* **Your task**: Transcribe the part of the rseq patch review below verbatim, starting with "OK, initialize rseq" and going on through "that's OK though.".

OK, initialize rseq after enabling setxid but before setting up roubust list,
no particularly reason it should be right here that I can see, that's OK though.

> +
>   #ifdef __NR_set_robust_list
>   # ifndef __ASSUME_SET_ROBUST_LIST
>     if (__set_robust_list_avail >= 0)
> @@ -573,6 +578,10 @@ START_THREAD_DEFN
>       }
>   #endif
>   
> +  /* Unregister rseq TLS from kernel. */
> +  if (has_rseq && rseq_unregister_current_thread ())
> +    abort();

OK. Calling abort() seems harsh because it kills the whole process, but I'm OK
with failing catastrophically if that's what we want here. It seems unrecoverable.

> +
>     advise_stack_range (pd->stackblock, pd->stackblock_size, (uintptr_t) pd,
>   		      pd->guardsize);
>   
> diff --git a/sysdeps/unix/sysv/linux/Makefile b/sysdeps/unix/sysv/linux/Makefile
> index 5f8c2c7c7d..5b541469ec 100644
> --- a/sysdeps/unix/sysv/linux/Makefile
> +++ b/sysdeps/unix/sysv/linux/Makefile
> @@ -1,5 +1,5 @@
>   ifeq ($(subdir),csu)
> -sysdep_routines += errno-loc
> +sysdep_routines += errno-loc rseq-sym

OK.

>   endif
>   
>   ifeq ($(subdir),assert)

* **Extracted data**:
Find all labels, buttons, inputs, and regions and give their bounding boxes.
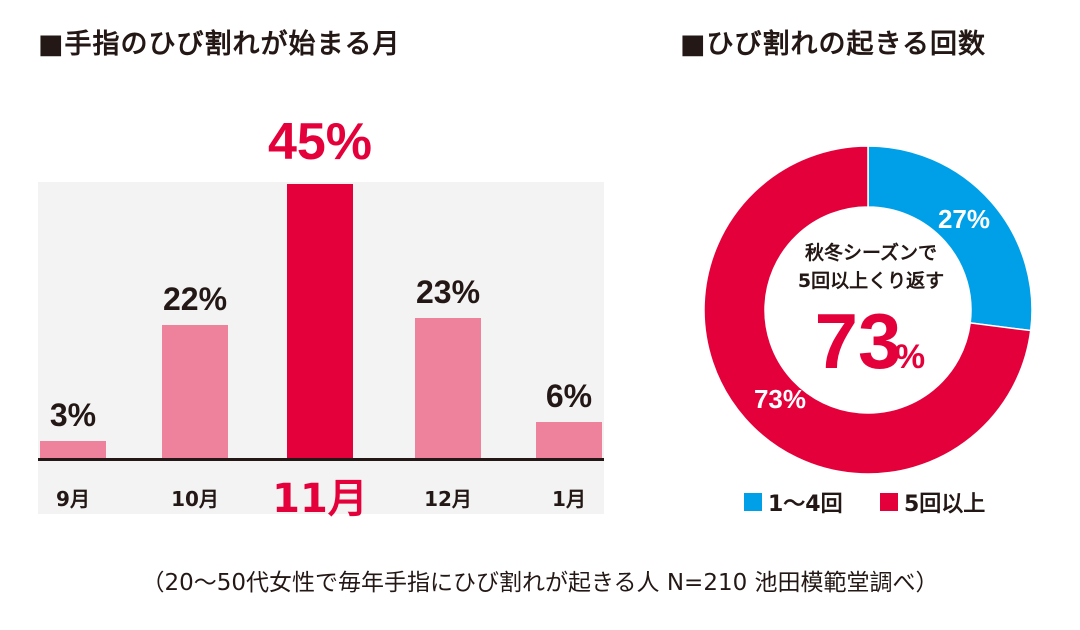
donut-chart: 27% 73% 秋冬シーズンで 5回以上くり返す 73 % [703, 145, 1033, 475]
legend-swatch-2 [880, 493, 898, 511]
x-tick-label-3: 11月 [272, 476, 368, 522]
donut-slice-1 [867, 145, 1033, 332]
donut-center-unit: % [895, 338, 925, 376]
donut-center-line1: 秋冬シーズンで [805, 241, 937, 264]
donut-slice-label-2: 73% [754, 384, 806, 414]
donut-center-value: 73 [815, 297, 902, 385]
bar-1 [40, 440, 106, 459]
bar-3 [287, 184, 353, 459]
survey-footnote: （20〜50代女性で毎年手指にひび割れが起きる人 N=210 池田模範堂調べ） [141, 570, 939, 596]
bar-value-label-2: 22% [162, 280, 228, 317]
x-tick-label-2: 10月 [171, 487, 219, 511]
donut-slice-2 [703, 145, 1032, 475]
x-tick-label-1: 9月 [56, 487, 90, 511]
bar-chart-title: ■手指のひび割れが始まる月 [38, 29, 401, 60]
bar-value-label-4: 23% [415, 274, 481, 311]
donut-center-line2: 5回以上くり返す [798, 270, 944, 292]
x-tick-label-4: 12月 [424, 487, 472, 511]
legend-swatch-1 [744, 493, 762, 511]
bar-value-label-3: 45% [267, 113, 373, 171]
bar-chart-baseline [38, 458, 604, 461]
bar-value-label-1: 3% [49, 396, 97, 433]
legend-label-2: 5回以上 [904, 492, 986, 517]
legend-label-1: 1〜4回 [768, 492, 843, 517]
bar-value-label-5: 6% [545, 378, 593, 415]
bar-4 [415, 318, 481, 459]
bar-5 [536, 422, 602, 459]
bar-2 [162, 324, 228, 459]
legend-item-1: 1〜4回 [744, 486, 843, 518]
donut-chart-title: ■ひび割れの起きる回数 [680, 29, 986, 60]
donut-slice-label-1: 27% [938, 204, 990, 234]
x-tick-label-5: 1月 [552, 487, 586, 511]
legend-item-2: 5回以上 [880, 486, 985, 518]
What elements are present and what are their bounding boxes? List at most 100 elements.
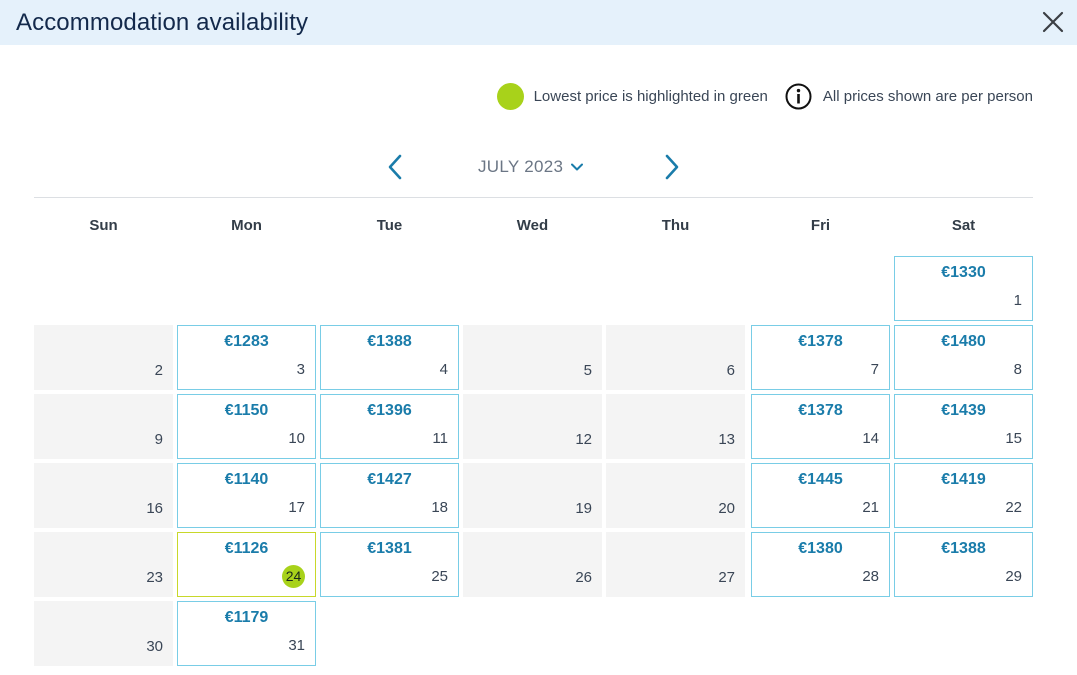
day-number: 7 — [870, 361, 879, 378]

* **Solution**:
OK, initialize rseq after enabling setxid but before setting up roubust list,
no particularly reason it should be right here that I can see, that's OK though.